AIM: Return all of the lines below exactly as they are.

[Figure content listings]
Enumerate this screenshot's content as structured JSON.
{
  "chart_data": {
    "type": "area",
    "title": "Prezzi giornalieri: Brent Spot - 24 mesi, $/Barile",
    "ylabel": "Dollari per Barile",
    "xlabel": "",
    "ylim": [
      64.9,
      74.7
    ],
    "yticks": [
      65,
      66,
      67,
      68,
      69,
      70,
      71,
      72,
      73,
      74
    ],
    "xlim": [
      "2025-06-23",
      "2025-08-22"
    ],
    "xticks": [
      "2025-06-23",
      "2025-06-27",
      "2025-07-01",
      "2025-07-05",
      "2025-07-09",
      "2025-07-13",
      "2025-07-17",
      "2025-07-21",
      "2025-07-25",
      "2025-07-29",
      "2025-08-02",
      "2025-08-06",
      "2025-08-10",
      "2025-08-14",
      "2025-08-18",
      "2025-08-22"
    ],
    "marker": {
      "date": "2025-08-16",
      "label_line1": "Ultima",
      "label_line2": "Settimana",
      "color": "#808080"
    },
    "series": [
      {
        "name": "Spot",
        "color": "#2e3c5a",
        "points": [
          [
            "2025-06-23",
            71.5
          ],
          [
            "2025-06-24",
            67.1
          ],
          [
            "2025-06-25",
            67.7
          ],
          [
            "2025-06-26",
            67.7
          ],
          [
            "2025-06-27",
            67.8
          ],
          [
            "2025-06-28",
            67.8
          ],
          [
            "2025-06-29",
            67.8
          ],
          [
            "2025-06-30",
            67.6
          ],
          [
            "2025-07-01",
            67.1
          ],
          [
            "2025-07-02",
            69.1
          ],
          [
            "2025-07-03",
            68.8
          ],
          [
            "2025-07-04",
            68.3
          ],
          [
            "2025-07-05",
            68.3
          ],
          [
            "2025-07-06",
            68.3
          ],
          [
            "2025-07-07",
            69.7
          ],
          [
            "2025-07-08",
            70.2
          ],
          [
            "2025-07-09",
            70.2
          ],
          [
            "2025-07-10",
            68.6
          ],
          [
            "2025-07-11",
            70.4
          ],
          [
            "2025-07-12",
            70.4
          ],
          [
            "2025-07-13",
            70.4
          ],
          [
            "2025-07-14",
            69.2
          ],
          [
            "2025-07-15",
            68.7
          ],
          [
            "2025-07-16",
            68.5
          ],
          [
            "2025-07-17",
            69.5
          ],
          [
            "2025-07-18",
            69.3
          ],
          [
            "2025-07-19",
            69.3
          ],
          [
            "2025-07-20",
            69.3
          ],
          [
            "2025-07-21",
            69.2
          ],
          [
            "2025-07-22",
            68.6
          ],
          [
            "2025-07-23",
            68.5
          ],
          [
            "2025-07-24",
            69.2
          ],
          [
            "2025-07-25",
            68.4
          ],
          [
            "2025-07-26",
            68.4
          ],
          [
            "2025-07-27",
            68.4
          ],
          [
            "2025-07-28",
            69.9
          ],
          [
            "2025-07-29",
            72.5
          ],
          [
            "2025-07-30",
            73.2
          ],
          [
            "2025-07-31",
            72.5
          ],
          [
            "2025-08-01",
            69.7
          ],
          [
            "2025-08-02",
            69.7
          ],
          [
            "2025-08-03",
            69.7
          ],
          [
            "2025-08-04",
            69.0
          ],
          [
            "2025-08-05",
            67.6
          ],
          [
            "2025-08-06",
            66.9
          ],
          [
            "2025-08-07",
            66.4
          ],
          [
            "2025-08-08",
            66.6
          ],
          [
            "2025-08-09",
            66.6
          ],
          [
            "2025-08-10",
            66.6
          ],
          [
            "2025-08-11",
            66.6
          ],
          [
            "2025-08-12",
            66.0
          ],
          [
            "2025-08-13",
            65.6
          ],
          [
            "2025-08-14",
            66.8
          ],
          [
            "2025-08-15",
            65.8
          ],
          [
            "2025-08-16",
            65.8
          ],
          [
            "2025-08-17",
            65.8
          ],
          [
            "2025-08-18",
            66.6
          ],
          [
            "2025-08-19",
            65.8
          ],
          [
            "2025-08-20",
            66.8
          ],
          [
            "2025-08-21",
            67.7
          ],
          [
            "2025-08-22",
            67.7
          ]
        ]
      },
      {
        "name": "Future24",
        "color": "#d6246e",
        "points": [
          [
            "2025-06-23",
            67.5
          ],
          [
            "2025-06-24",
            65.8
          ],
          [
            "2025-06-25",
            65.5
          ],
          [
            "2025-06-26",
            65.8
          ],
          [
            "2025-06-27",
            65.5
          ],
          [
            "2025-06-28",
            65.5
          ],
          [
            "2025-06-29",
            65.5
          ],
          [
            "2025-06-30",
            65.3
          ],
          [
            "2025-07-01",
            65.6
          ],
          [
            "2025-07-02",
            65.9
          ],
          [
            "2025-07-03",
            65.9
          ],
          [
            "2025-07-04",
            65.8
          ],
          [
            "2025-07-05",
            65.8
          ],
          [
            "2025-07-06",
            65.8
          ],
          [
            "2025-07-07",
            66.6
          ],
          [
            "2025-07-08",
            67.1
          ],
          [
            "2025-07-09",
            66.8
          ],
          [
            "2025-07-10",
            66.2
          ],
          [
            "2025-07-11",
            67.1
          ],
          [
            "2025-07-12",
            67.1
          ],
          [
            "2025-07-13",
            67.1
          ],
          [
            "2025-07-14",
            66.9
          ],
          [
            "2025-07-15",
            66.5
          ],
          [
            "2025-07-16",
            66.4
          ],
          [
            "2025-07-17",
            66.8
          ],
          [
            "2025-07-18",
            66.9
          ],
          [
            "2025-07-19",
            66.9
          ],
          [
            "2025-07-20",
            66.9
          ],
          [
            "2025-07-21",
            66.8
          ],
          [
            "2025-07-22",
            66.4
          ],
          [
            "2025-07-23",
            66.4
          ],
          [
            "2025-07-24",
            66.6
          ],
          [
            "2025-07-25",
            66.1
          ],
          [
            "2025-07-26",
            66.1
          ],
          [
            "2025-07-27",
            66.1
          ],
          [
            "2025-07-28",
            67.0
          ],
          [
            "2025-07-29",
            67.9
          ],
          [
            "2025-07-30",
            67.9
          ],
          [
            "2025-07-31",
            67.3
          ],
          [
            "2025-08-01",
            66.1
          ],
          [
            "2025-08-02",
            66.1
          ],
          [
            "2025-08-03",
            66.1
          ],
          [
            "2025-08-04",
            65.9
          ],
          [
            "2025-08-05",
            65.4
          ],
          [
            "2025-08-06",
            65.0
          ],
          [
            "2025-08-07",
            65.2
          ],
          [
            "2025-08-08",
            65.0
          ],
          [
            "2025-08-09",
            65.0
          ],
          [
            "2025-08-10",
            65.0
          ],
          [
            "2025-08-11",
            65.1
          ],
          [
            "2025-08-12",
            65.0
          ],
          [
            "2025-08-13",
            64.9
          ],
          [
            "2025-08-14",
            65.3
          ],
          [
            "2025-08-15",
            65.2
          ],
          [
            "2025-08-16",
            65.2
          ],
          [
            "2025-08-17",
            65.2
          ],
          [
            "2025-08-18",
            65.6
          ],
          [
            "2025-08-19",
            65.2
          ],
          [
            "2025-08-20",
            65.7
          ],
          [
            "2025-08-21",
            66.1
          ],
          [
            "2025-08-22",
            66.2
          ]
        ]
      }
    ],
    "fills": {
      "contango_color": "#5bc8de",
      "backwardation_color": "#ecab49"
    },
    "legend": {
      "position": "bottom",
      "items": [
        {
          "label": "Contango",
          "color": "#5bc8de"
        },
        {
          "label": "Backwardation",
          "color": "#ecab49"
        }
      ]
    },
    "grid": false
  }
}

EXERCISE RESULT:
Enumerate this screenshot's content as structured JSON.
{
  "chart_data": {
    "type": "area",
    "title": "Prezzi giornalieri: Brent Spot - 24 mesi, $/Barile",
    "ylabel": "Dollari per Barile",
    "xlabel": "",
    "ylim": [
      64.9,
      74.7
    ],
    "yticks": [
      65,
      66,
      67,
      68,
      69,
      70,
      71,
      72,
      73,
      74
    ],
    "xlim": [
      "2025-06-23",
      "2025-08-22"
    ],
    "xticks": [
      "2025-06-23",
      "2025-06-27",
      "2025-07-01",
      "2025-07-05",
      "2025-07-09",
      "2025-07-13",
      "2025-07-17",
      "2025-07-21",
      "2025-07-25",
      "2025-07-29",
      "2025-08-02",
      "2025-08-06",
      "2025-08-10",
      "2025-08-14",
      "2025-08-18",
      "2025-08-22"
    ],
    "marker": {
      "date": "2025-08-16",
      "label_line1": "Ultima",
      "label_line2": "Settimana",
      "color": "#808080"
    },
    "series": [
      {
        "name": "Spot",
        "color": "#2e3c5a",
        "points": [
          [
            "2025-06-23",
            71.5
          ],
          [
            "2025-06-24",
            67.1
          ],
          [
            "2025-06-25",
            67.7
          ],
          [
            "2025-06-26",
            67.7
          ],
          [
            "2025-06-27",
            67.8
          ],
          [
            "2025-06-28",
            67.8
          ],
          [
            "2025-06-29",
            67.8
          ],
          [
            "2025-06-30",
            67.6
          ],
          [
            "2025-07-01",
            67.1
          ],
          [
            "2025-07-02",
            69.1
          ],
          [
            "2025-07-03",
            68.8
          ],
          [
            "2025-07-04",
            68.3
          ],
          [
            "2025-07-05",
            68.3
          ],
          [
            "2025-07-06",
            68.3
          ],
          [
            "2025-07-07",
            69.7
          ],
          [
            "2025-07-08",
            70.2
          ],
          [
            "2025-07-09",
            70.2
          ],
          [
            "2025-07-10",
            68.6
          ],
          [
            "2025-07-11",
            70.4
          ],
          [
            "2025-07-12",
            70.4
          ],
          [
            "2025-07-13",
            70.4
          ],
          [
            "2025-07-14",
            69.2
          ],
          [
            "2025-07-15",
            68.7
          ],
          [
            "2025-07-16",
            68.5
          ],
          [
            "2025-07-17",
            69.5
          ],
          [
            "2025-07-18",
            69.3
          ],
          [
            "2025-07-19",
            69.3
          ],
          [
            "2025-07-20",
            69.3
          ],
          [
            "2025-07-21",
            69.2
          ],
          [
            "2025-07-22",
            68.6
          ],
          [
            "2025-07-23",
            68.5
          ],
          [
            "2025-07-24",
            69.2
          ],
          [
            "2025-07-25",
            68.4
          ],
          [
            "2025-07-26",
            68.4
          ],
          [
            "2025-07-27",
            68.4
          ],
          [
            "2025-07-28",
            69.9
          ],
          [
            "2025-07-29",
            72.5
          ],
          [
            "2025-07-30",
            73.2
          ],
          [
            "2025-07-31",
            72.5
          ],
          [
            "2025-08-01",
            69.7
          ],
          [
            "2025-08-02",
            69.7
          ],
          [
            "2025-08-03",
            69.7
          ],
          [
            "2025-08-04",
            69.0
          ],
          [
            "2025-08-05",
            67.6
          ],
          [
            "2025-08-06",
            66.9
          ],
          [
            "2025-08-07",
            66.4
          ],
          [
            "2025-08-08",
            66.6
          ],
          [
            "2025-08-09",
            66.6
          ],
          [
            "2025-08-10",
            66.6
          ],
          [
            "2025-08-11",
            66.6
          ],
          [
            "2025-08-12",
            66.0
          ],
          [
            "2025-08-13",
            65.6
          ],
          [
            "2025-08-14",
            66.8
          ],
          [
            "2025-08-15",
            65.8
          ],
          [
            "2025-08-16",
            65.8
          ],
          [
            "2025-08-17",
            65.8
          ],
          [
            "2025-08-18",
            66.6
          ],
          [
            "2025-08-19",
            65.8
          ],
          [
            "2025-08-20",
            66.8
          ],
          [
            "2025-08-21",
            67.7
          ],
          [
            "2025-08-22",
            67.7
          ]
        ]
      },
      {
        "name": "Future24",
        "color": "#d6246e",
        "points": [
          [
            "2025-06-23",
            67.5
          ],
          [
            "2025-06-24",
            65.8
          ],
          [
            "2025-06-25",
            65.5
          ],
          [
            "2025-06-26",
            65.8
          ],
          [
            "2025-06-27",
            65.5
          ],
          [
            "2025-06-28",
            65.5
          ],
          [
            "2025-06-29",
            65.5
          ],
          [
            "2025-06-30",
            65.3
          ],
          [
            "2025-07-01",
            65.6
          ],
          [
            "2025-07-02",
            65.9
          ],
          [
            "2025-07-03",
            65.9
          ],
          [
            "2025-07-04",
            65.8
          ],
          [
            "2025-07-05",
            65.8
          ],
          [
            "2025-07-06",
            65.8
          ],
          [
            "2025-07-07",
            66.6
          ],
          [
            "2025-07-08",
            67.1
          ],
          [
            "2025-07-09",
            66.8
          ],
          [
            "2025-07-10",
            66.2
          ],
          [
            "2025-07-11",
            67.1
          ],
          [
            "2025-07-12",
            67.1
          ],
          [
            "2025-07-13",
            67.1
          ],
          [
            "2025-07-14",
            66.9
          ],
          [
            "2025-07-15",
            66.5
          ],
          [
            "2025-07-16",
            66.4
          ],
          [
            "2025-07-17",
            66.8
          ],
          [
            "2025-07-18",
            66.9
          ],
          [
            "2025-07-19",
            66.9
          ],
          [
            "2025-07-20",
            66.9
          ],
          [
            "2025-07-21",
            66.8
          ],
          [
            "2025-07-22",
            66.4
          ],
          [
            "2025-07-23",
            66.4
          ],
          [
            "2025-07-24",
            66.6
          ],
          [
            "2025-07-25",
            66.1
          ],
          [
            "2025-07-26",
            66.1
          ],
          [
            "2025-07-27",
            66.1
          ],
          [
            "2025-07-28",
            67.0
          ],
          [
            "2025-07-29",
            67.9
          ],
          [
            "2025-07-30",
            67.9
          ],
          [
            "2025-07-31",
            67.3
          ],
          [
            "2025-08-01",
            66.1
          ],
          [
            "2025-08-02",
            66.1
          ],
          [
            "2025-08-03",
            66.1
          ],
          [
            "2025-08-04",
            65.9
          ],
          [
            "2025-08-05",
            65.4
          ],
          [
            "2025-08-06",
            65.0
          ],
          [
            "2025-08-07",
            65.2
          ],
          [
            "2025-08-08",
            65.0
          ],
          [
            "2025-08-09",
            65.0
          ],
          [
            "2025-08-10",
            65.0
          ],
          [
            "2025-08-11",
            65.1
          ],
          [
            "2025-08-12",
            65.0
          ],
          [
            "2025-08-13",
            64.9
          ],
          [
            "2025-08-14",
            65.3
          ],
          [
            "2025-08-15",
            65.2
          ],
          [
            "2025-08-16",
            65.2
          ],
          [
            "2025-08-17",
            65.2
          ],
          [
            "2025-08-18",
            65.6
          ],
          [
            "2025-08-19",
            65.2
          ],
          [
            "2025-08-20",
            65.7
          ],
          [
            "2025-08-21",
            66.1
          ],
          [
            "2025-08-22",
            66.2
          ]
        ]
      }
    ],
    "fills": {
      "contango_color": "#5bc8de",
      "backwardation_color": "#ecab49"
    },
    "legend": {
      "position": "bottom",
      "items": [
        {
          "label": "Contango",
          "color": "#5bc8de"
        },
        {
          "label": "Backwardation",
          "color": "#ecab49"
        }
      ]
    },
    "grid": false
  }
}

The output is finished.